X_worst is the worst position and x_p is the optimal position of the discoverers. A⁺ = A^T(AA^T)⁻¹, A is a 1 × d-dimensional matrix with elements of 1 or −1. When the i joiner has a low fitness value, it will go to other locations to forage. In the rest of the cases, the joiners forage around the optimal position. There are also 10–20% of vigilantes in the population, whose positions are updated as described in the following equation.

$$x_{ij}^{t+1}=\{\begin{array}{cc}{x}_{best}^t+\beta \cdot \left|x_{ij}^t-x_{best}^t\right|& f_i>f_g\\ x_{ij}^t+K\cdot \left(\frac{\left|x_{ij}^t-x_{worst}^t\right|}{(f_i-f_w)+\epsilon }\right)& f_i=f_g\end{array}$$

(12)

$x_{best}^t$ is the current global best position, β is the step control parameter, which is a random number obeying standard normal distribution, K is a random number in the range of −1 to 1, f_i is the current adaptation of sparrows, f_g is the global best adaptation, f_w is the global worst adaptation, and ε is a very small number to ensure that the denominator is not 0. f_i > f_g signifies that the sparrow is at the edge and has a high probability of being attacked. f_i = f_g, indicates that the sparrow in the middle of the population is aware of the danger and needs to move closer to other sparrows to reduce the risk of being predated.

**Work instructions:**
1. In the passage on the sparrow search algorithm, what share of the population consists of vigilantes?
2. Continue the passage on the sparrow search algorithm, starting after its final sentence.

**Provided data:**
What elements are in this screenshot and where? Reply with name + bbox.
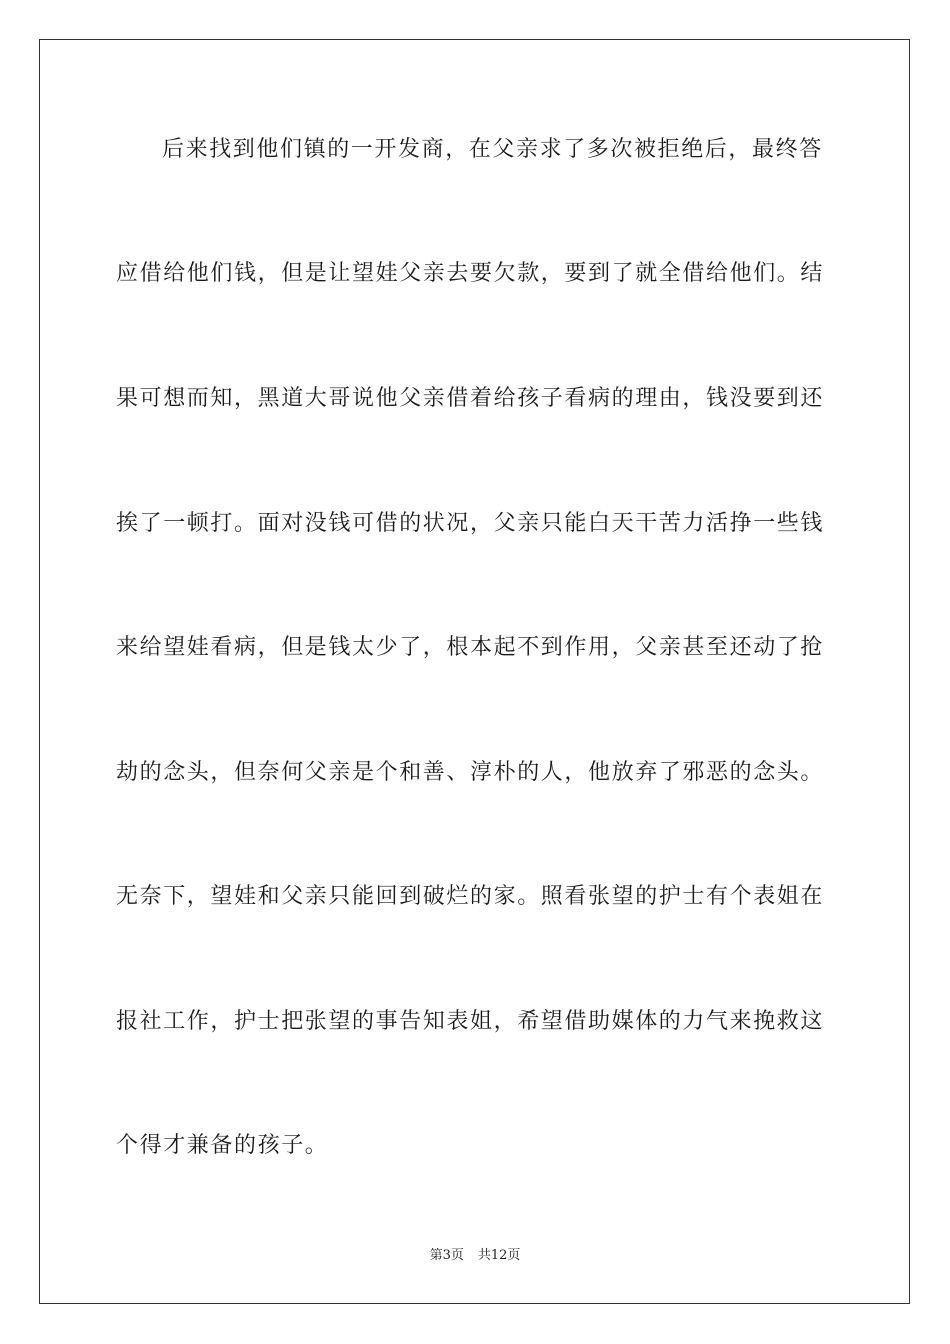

**Answers to the exercises:**
1. Vigilantes make up 10–20% of the population.

2.
2.5. SSA-LSTM

Figure 3 shows the process framework of the SSA-LSTM carbon emission prediction model, which consists of three main parts: a pre-processing module, an optimization module and a prediction module, and is described in detail as follows.

Step 1: Normalize the data to a range of 0–1. Due to the different scale of carbon emission impact factor data, in order to reduce the computing time, the data need to be normalized. The normalization formula is shown in Equation (13). Data normalization can also eliminate well the influence of magnitude on the prediction results.

$$Y^{\prime }=\frac{Y-Y_{\min }}{Y_{\max }-Y_{\min }}$$

(13)

Y^′ is the normalized data and Y is the original data. Y_min and Y_max are the minimum and maximum values of the original data, respectively.

Step 2: Set the parameters of SSA, such as the number of populations and the maximum number of iterations of populations. Set the parameter search range of the LSTM model.

Step 3: Calculate the initial fitness value and update the position of the sparrow in SSA.

Step 4: Determine whether the iteration condition (reach the maximum number of iterations of SSA) is satisfied, and if the iteration condition is satisfied, output the optimal parameters of the LSTM model.

Step 5: Substitute the output optimal parameters into the LSTM model, train the model, and calculate the model prediction error.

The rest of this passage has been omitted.